Available data start

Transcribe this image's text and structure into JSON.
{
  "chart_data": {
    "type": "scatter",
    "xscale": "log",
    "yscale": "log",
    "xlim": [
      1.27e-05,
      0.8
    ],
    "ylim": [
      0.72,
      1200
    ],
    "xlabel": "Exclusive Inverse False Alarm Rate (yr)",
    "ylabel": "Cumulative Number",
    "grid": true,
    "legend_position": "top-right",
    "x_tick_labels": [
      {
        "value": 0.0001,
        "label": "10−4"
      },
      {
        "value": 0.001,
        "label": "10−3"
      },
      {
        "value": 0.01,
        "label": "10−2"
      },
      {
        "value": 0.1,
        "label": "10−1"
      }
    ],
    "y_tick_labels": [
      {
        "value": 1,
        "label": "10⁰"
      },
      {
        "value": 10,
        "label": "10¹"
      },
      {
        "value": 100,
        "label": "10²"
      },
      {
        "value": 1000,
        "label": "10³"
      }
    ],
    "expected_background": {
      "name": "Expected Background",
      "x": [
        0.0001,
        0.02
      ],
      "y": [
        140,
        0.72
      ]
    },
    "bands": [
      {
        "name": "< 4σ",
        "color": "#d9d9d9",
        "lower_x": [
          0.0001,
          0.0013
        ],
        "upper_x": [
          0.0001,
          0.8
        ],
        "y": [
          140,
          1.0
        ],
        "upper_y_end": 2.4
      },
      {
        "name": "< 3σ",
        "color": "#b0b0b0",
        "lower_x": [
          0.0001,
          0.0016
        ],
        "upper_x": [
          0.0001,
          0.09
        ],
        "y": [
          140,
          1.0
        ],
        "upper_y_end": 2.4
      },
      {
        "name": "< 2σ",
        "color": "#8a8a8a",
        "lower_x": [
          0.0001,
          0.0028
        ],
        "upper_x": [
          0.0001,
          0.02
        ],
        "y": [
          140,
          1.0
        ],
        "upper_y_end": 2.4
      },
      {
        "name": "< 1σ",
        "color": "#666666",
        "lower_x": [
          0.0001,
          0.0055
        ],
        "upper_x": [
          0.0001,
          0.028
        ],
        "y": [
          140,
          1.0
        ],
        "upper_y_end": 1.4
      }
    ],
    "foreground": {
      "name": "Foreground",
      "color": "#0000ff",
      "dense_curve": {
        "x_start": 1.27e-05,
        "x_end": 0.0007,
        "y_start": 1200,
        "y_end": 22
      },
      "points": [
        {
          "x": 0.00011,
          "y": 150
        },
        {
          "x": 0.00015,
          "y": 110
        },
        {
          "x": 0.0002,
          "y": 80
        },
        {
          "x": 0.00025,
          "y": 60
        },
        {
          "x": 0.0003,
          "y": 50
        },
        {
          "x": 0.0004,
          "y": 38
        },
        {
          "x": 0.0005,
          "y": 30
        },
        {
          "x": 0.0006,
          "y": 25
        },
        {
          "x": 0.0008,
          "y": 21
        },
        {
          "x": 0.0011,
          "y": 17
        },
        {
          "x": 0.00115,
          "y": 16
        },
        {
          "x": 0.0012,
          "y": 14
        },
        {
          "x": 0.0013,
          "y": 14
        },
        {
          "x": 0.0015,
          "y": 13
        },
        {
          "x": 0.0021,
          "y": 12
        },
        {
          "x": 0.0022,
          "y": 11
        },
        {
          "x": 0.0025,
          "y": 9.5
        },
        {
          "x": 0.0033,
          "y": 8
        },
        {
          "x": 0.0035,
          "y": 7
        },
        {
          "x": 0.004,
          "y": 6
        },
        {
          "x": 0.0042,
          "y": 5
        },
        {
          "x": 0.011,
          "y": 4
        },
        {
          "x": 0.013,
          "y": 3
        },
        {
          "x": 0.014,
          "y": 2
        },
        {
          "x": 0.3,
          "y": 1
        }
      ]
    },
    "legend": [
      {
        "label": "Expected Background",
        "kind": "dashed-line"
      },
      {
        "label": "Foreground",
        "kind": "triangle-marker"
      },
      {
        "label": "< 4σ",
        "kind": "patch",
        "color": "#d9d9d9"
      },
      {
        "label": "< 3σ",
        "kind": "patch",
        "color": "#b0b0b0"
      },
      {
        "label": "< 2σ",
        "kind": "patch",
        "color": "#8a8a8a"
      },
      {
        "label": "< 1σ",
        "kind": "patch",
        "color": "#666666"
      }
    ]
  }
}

Available data end

**Problem to solve:** Pull every line containing the word "value" out of the material.

**Result for this exercise:**
        "value": 0.0001,
        "value": 0.001,
        "value": 0.01,
        "value": 0.1,
        "value": 1,
        "value": 10,
        "value": 100,
        "value": 1000,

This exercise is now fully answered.